[Exercise description] For each line of the data below that holds "Energy", copy the line.

[Records shown]
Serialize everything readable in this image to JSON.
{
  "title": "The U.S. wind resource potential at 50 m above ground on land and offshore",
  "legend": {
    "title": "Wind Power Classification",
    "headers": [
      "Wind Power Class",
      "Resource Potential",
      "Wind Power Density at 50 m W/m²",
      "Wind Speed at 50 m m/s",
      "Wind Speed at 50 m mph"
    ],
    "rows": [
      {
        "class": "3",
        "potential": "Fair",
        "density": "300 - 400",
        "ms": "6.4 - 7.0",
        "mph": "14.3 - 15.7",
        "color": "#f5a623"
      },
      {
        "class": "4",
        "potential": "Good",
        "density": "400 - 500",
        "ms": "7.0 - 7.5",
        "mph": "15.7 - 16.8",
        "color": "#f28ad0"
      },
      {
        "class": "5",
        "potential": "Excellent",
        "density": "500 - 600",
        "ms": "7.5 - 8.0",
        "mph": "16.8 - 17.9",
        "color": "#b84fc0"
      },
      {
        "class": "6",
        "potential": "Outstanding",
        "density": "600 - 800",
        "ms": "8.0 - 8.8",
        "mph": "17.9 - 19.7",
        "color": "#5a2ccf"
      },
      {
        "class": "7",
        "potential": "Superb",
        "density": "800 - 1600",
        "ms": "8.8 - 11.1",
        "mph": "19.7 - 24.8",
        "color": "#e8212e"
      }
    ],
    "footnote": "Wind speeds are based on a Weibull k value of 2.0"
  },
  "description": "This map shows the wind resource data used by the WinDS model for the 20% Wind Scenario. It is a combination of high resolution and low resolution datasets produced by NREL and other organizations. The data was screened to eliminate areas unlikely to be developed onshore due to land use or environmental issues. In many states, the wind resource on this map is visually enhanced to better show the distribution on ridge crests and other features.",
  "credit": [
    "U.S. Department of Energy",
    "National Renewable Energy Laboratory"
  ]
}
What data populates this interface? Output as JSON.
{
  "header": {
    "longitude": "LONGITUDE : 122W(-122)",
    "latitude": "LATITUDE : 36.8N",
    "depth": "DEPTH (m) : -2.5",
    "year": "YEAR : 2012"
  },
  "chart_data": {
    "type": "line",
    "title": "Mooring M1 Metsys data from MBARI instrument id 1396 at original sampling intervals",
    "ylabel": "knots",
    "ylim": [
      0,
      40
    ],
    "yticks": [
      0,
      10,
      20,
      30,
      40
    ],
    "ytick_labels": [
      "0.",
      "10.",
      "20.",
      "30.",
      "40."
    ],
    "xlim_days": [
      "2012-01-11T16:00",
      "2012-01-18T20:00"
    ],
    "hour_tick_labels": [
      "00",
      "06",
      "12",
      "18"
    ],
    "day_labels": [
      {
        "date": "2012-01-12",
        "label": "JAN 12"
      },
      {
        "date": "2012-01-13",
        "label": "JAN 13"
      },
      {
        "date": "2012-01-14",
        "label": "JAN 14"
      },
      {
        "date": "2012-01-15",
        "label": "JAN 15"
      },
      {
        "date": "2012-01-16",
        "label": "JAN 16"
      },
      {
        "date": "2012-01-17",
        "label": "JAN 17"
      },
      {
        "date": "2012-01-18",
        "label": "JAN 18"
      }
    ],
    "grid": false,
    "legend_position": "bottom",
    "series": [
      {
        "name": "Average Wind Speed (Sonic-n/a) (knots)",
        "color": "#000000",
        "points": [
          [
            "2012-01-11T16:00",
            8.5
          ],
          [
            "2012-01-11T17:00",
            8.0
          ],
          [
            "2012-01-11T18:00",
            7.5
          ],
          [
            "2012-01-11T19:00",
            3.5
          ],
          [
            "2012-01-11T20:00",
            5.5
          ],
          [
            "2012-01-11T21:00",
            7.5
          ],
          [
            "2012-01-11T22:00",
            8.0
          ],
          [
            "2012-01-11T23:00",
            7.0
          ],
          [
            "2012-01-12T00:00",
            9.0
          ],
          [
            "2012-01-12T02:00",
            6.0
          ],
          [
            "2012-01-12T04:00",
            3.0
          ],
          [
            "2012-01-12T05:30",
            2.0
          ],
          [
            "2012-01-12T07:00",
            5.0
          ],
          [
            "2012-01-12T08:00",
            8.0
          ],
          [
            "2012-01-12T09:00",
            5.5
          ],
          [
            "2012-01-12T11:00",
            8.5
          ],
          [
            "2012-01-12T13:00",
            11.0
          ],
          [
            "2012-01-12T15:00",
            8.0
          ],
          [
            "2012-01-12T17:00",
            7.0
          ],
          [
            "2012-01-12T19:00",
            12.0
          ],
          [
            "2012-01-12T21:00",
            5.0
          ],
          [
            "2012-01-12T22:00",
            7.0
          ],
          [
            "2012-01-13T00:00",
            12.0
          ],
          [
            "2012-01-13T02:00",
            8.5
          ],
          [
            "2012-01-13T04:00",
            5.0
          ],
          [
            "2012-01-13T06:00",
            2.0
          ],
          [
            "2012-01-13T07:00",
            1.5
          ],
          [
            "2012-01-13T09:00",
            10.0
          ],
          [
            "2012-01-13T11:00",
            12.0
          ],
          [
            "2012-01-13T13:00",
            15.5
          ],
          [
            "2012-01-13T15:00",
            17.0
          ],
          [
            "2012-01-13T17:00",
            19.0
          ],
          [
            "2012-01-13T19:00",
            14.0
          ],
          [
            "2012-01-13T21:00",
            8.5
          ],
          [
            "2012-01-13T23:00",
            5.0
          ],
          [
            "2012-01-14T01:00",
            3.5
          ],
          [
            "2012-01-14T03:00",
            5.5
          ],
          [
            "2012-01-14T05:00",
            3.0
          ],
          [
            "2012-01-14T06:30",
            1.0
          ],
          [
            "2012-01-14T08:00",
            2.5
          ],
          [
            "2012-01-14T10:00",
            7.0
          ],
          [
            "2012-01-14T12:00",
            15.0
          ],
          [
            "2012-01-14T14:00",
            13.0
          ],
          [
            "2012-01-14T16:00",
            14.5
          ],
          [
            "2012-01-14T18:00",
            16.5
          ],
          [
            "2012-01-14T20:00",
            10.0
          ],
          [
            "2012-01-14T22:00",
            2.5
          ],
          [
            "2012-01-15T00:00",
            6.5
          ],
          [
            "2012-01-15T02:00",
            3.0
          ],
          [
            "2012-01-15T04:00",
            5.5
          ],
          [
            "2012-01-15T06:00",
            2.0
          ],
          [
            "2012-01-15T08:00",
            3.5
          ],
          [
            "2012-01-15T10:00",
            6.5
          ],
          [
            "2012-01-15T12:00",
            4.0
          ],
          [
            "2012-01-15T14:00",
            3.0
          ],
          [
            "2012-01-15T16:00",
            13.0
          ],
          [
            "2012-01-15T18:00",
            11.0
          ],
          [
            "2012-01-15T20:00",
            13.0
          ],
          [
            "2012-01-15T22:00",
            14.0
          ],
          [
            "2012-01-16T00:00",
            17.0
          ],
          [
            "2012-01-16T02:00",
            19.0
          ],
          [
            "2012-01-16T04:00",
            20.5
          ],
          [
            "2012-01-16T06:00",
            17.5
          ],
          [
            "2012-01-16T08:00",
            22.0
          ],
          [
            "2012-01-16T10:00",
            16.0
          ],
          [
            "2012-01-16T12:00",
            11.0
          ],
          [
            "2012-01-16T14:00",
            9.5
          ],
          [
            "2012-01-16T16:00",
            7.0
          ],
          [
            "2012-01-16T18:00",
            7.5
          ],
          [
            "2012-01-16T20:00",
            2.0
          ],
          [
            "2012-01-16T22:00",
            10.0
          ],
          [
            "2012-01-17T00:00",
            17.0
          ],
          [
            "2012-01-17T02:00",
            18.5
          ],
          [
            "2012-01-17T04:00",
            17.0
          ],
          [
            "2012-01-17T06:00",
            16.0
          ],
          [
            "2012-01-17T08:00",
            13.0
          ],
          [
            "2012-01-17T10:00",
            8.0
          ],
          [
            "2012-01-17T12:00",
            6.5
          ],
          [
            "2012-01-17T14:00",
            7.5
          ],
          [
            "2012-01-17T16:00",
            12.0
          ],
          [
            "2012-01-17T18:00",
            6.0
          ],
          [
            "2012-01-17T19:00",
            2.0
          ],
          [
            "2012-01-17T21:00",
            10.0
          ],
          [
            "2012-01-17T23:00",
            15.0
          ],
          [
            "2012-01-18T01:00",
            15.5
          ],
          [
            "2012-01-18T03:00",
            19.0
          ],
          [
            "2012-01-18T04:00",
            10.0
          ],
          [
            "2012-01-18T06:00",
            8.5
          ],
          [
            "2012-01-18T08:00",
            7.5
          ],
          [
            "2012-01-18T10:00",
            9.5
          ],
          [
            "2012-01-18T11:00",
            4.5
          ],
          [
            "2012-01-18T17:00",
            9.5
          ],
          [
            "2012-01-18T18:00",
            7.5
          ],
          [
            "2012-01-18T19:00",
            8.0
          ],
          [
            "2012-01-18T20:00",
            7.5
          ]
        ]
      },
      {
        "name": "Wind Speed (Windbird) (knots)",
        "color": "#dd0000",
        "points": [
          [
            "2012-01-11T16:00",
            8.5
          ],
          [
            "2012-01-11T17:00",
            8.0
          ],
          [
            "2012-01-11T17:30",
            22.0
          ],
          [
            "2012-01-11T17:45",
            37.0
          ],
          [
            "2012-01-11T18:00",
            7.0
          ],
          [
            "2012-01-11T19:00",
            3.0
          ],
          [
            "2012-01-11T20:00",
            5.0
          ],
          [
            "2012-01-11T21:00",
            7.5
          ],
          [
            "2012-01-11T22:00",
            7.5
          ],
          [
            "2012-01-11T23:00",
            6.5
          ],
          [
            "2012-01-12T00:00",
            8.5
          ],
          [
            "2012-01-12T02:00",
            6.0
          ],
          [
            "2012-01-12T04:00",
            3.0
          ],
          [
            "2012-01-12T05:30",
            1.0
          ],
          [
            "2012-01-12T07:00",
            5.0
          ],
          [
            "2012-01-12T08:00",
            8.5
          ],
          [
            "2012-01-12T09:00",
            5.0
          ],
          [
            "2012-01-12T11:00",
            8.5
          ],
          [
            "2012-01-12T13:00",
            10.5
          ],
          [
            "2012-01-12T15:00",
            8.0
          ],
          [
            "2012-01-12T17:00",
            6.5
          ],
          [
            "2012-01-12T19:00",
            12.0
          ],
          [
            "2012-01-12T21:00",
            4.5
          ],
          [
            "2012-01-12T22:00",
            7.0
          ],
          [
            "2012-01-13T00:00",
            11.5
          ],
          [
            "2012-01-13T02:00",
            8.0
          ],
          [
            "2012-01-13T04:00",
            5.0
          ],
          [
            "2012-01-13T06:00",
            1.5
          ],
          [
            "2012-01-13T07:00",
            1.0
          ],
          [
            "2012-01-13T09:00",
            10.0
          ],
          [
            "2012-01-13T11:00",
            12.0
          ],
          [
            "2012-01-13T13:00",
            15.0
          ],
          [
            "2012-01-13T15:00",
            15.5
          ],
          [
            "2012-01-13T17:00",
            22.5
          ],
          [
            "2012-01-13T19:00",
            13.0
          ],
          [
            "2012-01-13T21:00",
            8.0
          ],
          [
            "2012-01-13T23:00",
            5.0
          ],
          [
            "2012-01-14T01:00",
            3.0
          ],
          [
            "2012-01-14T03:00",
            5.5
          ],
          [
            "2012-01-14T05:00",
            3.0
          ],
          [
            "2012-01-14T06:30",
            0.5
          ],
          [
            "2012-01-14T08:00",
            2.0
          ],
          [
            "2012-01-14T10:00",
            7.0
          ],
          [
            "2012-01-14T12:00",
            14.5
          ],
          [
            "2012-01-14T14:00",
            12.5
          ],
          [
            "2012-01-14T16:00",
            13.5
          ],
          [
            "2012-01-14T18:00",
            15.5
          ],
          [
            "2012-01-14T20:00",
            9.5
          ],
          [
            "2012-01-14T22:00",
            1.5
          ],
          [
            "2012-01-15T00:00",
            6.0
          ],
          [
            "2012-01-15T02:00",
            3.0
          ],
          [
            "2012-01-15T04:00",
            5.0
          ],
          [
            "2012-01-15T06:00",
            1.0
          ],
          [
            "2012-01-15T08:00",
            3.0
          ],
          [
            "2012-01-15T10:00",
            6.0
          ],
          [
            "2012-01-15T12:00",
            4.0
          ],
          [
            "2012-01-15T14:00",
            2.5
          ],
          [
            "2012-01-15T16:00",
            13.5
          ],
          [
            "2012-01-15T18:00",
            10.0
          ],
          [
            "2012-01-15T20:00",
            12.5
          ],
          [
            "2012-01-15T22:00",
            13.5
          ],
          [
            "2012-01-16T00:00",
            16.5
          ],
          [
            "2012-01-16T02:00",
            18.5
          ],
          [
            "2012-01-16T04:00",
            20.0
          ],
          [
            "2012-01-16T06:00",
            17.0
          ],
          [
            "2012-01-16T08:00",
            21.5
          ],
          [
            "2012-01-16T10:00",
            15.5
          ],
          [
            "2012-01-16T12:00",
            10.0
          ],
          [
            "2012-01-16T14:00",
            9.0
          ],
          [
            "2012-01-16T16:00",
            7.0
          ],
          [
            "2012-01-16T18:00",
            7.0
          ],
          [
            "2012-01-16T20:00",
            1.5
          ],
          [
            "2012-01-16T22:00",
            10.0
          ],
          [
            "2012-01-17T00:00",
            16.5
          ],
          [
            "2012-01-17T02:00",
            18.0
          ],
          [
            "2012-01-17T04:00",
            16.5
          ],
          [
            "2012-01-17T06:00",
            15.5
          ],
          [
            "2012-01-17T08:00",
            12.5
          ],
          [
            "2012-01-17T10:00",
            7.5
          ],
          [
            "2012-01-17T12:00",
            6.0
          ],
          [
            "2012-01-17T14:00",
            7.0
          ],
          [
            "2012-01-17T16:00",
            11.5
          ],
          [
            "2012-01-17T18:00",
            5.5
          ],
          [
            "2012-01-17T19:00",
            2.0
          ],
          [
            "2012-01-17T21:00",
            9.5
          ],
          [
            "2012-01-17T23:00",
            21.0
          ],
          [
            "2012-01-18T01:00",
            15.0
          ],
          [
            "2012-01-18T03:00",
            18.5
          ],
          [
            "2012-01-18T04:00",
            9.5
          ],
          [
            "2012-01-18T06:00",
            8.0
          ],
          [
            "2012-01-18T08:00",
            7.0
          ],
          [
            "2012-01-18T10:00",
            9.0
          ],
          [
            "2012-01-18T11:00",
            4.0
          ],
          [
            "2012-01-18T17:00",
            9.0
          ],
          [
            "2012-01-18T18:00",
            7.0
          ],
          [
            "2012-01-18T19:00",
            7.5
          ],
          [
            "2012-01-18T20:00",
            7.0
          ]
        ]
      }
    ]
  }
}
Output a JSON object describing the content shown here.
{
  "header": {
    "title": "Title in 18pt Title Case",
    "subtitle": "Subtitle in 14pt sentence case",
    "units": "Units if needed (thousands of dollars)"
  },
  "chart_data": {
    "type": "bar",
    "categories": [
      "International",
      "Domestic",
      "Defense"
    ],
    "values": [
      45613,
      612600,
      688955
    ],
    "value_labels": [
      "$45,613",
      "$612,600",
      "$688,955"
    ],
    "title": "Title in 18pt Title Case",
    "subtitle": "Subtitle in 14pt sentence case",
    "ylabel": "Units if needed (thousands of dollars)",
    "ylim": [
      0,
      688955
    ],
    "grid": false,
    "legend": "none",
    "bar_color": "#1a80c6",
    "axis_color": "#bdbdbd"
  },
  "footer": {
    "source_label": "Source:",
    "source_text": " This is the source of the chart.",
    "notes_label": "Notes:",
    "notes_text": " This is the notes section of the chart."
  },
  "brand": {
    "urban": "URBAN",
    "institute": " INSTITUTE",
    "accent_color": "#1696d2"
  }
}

[Exercise answer]
    "U.S. Department of Energy",
    "National Renewable Energy Laboratory"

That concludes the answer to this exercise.